* **Input rows**
[start]
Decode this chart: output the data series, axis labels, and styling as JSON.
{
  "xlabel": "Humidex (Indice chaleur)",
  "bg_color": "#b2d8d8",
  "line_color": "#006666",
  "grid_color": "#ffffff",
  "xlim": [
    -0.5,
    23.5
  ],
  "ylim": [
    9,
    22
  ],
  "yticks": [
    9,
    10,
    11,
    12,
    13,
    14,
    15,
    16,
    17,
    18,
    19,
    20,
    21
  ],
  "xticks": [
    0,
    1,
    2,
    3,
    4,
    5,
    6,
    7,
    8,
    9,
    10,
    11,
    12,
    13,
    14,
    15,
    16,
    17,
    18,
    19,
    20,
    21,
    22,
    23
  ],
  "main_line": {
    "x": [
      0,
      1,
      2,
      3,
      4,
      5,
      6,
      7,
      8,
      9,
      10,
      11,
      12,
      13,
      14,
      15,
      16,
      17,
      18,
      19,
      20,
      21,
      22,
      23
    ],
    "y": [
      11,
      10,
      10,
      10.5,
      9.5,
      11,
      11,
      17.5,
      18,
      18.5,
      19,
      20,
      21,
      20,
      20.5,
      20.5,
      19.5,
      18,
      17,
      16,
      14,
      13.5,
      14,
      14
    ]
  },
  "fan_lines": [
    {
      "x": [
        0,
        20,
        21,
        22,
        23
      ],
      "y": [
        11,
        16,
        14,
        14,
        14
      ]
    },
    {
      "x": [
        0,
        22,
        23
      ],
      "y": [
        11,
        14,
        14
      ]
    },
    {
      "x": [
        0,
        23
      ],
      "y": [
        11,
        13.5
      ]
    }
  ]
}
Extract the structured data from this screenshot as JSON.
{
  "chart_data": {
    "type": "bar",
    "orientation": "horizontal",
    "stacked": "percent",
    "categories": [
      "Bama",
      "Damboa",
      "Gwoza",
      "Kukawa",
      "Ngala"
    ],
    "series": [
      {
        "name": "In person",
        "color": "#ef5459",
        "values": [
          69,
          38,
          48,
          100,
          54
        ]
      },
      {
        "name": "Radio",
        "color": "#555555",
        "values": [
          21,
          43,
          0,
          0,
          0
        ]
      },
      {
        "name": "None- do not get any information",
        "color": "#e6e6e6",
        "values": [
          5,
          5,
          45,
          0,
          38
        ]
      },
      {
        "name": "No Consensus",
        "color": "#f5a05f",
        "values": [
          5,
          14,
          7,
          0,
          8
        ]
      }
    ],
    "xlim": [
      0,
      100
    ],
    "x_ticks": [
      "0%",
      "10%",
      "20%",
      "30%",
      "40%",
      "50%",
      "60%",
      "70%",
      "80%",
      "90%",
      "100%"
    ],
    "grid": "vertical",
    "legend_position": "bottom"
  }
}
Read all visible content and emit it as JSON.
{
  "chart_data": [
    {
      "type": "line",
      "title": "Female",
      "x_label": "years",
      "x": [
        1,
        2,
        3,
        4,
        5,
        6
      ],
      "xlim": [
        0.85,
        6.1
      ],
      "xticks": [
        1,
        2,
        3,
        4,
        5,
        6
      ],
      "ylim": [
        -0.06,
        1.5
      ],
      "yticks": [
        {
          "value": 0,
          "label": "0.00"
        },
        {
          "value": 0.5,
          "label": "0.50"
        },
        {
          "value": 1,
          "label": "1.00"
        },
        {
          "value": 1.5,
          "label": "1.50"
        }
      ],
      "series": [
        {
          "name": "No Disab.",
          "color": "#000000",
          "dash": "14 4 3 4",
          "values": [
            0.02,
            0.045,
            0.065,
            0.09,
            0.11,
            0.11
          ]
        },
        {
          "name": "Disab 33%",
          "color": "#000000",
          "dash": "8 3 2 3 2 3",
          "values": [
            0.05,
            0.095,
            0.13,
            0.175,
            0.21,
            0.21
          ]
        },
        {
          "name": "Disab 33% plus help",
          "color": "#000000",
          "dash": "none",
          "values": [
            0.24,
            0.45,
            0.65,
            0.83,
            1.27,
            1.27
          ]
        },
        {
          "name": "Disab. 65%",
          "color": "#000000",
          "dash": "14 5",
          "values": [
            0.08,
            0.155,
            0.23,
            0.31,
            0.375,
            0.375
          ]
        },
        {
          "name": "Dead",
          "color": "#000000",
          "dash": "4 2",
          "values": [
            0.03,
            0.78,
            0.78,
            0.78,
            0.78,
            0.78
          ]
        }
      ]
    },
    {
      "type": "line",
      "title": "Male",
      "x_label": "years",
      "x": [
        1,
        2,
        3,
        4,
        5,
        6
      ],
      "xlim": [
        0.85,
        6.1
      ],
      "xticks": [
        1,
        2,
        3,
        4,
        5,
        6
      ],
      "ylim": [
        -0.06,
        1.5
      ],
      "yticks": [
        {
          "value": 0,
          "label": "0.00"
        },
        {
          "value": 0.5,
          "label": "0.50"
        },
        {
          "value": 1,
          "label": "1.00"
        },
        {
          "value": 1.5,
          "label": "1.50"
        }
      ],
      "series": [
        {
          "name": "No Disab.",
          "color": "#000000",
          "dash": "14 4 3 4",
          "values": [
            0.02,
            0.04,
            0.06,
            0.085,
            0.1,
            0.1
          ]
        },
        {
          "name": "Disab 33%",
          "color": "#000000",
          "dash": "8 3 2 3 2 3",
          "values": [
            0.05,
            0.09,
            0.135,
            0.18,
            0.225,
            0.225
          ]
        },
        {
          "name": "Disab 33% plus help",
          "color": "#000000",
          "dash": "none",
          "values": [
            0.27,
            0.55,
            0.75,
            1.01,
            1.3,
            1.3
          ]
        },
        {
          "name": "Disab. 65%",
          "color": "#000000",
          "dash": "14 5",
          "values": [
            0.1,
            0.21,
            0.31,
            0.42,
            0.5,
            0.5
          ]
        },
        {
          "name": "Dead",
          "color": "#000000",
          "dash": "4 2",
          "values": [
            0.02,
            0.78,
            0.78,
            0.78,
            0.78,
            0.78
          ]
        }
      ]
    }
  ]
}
[end]
* **Request**
Above are the records; retype every one exactly.

* **Exercise result**
Decode this chart: output the data series, axis labels, and styling as JSON.
{
  "xlabel": "Humidex (Indice chaleur)",
  "bg_color": "#b2d8d8",
  "line_color": "#006666",
  "grid_color": "#ffffff",
  "xlim": [
    -0.5,
    23.5
  ],
  "ylim": [
    9,
    22
  ],
  "yticks": [
    9,
    10,
    11,
    12,
    13,
    14,
    15,
    16,
    17,
    18,
    19,
    20,
    21
  ],
  "xticks": [
    0,
    1,
    2,
    3,
    4,
    5,
    6,
    7,
    8,
    9,
    10,
    11,
    12,
    13,
    14,
    15,
    16,
    17,
    18,
    19,
    20,
    21,
    22,
    23
  ],
  "main_line": {
    "x": [
      0,
      1,
      2,
      3,
      4,
      5,
      6,
      7,
      8,
      9,
      10,
      11,
      12,
      13,
      14,
      15,
      16,
      17,
      18,
      19,
      20,
      21,
      22,
      23
    ],
    "y": [
      11,
      10,
      10,
      10.5,
      9.5,
      11,
      11,
      17.5,
      18,
      18.5,
      19,
      20,
      21,
      20,
      20.5,
      20.5,
      19.5,
      18,
      17,
      16,
      14,
      13.5,
      14,
      14
    ]
  },
  "fan_lines": [
    {
      "x": [
        0,
        20,
        21,
        22,
        23
      ],
      "y": [
        11,
        16,
        14,
        14,
        14
      ]
    },
    {
      "x": [
        0,
        22,
        23
      ],
      "y": [
        11,
        14,
        14
      ]
    },
    {
      "x": [
        0,
        23
      ],
      "y": [
        11,
        13.5
      ]
    }
  ]
}
Extract the structured data from this screenshot as JSON.
{
  "chart_data": {
    "type": "bar",
    "orientation": "horizontal",
    "stacked": "percent",
    "categories": [
      "Bama",
      "Damboa",
      "Gwoza",
      "Kukawa",
      "Ngala"
    ],
    "series": [
      {
        "name": "In person",
        "color": "#ef5459",
        "values": [
          69,
          38,
          48,
          100,
          54
        ]
      },
      {
        "name": "Radio",
        "color": "#555555",
        "values": [
          21,
          43,
          0,
          0,
          0
        ]
      },
      {
        "name": "None- do not get any information",
        "color": "#e6e6e6",
        "values": [
          5,
          5,
          45,
          0,
          38
        ]
      },
      {
        "name": "No Consensus",
        "color": "#f5a05f",
        "values": [
          5,
          14,
          7,
          0,
          8
        ]
      }
    ],
    "xlim": [
      0,
      100
    ],
    "x_ticks": [
      "0%",
      "10%",
      "20%",
      "30%",
      "40%",
      "50%",
      "60%",
      "70%",
      "80%",
      "90%",
      "100%"
    ],
    "grid": "vertical",
    "legend_position": "bottom"
  }
}
Read all visible content and emit it as JSON.
{
  "chart_data": [
    {
      "type": "line",
      "title": "Female",
      "x_label": "years",
      "x": [
        1,
        2,
        3,
        4,
        5,
        6
      ],
      "xlim": [
        0.85,
        6.1
      ],
      "xticks": [
        1,
        2,
        3,
        4,
        5,
        6
      ],
      "ylim": [
        -0.06,
        1.5
      ],
      "yticks": [
        {
          "value": 0,
          "label": "0.00"
        },
        {
          "value": 0.5,
          "label": "0.50"
        },
        {
          "value": 1,
          "label": "1.00"
        },
        {
          "value": 1.5,
          "label": "1.50"
        }
      ],
      "series": [
        {
          "name": "No Disab.",
          "color": "#000000",
          "dash": "14 4 3 4",
          "values": [
            0.02,
            0.045,
            0.065,
            0.09,
            0.11,
            0.11
          ]
        },
        {
          "name": "Disab 33%",
          "color": "#000000",
          "dash": "8 3 2 3 2 3",
          "values": [
            0.05,
            0.095,
            0.13,
            0.175,
            0.21,
            0.21
          ]
        },
        {
          "name": "Disab 33% plus help",
          "color": "#000000",
          "dash": "none",
          "values": [
            0.24,
            0.45,
            0.65,
            0.83,
            1.27,
            1.27
          ]
        },
        {
          "name": "Disab. 65%",
          "color": "#000000",
          "dash": "14 5",
          "values": [
            0.08,
            0.155,
            0.23,
            0.31,
            0.375,
            0.375
          ]
        },
        {
          "name": "Dead",
          "color": "#000000",
          "dash": "4 2",
          "values": [
            0.03,
            0.78,
            0.78,
            0.78,
            0.78,
            0.78
          ]
        }
      ]
    },
    {
      "type": "line",
      "title": "Male",
      "x_label": "years",
      "x": [
        1,
        2,
        3,
        4,
        5,
        6
      ],
      "xlim": [
        0.85,
        6.1
      ],
      "xticks": [
        1,
        2,
        3,
        4,
        5,
        6
      ],
      "ylim": [
        -0.06,
        1.5
      ],
      "yticks": [
        {
          "value": 0,
          "label": "0.00"
        },
        {
          "value": 0.5,
          "label": "0.50"
        },
        {
          "value": 1,
          "label": "1.00"
        },
        {
          "value": 1.5,
          "label": "1.50"
        }
      ],
      "series": [
        {
          "name": "No Disab.",
          "color": "#000000",
          "dash": "14 4 3 4",
          "values": [
            0.02,
            0.04,
            0.06,
            0.085,
            0.1,
            0.1
          ]
        },
        {
          "name": "Disab 33%",
          "color": "#000000",
          "dash": "8 3 2 3 2 3",
          "values": [
            0.05,
            0.09,
            0.135,
            0.18,
            0.225,
            0.225
          ]
        },
        {
          "name": "Disab 33% plus help",
          "color": "#000000",
          "dash": "none",
          "values": [
            0.27,
            0.55,
            0.75,
            1.01,
            1.3,
            1.3
          ]
        },
        {
          "name": "Disab. 65%",
          "color": "#000000",
          "dash": "14 5",
          "values": [
            0.1,
            0.21,
            0.31,
            0.42,
            0.5,
            0.5
          ]
        },
        {
          "name": "Dead",
          "color": "#000000",
          "dash": "4 2",
          "values": [
            0.02,
            0.78,
            0.78,
            0.78,
            0.78,
            0.78
          ]
        }
      ]
    }
  ]
}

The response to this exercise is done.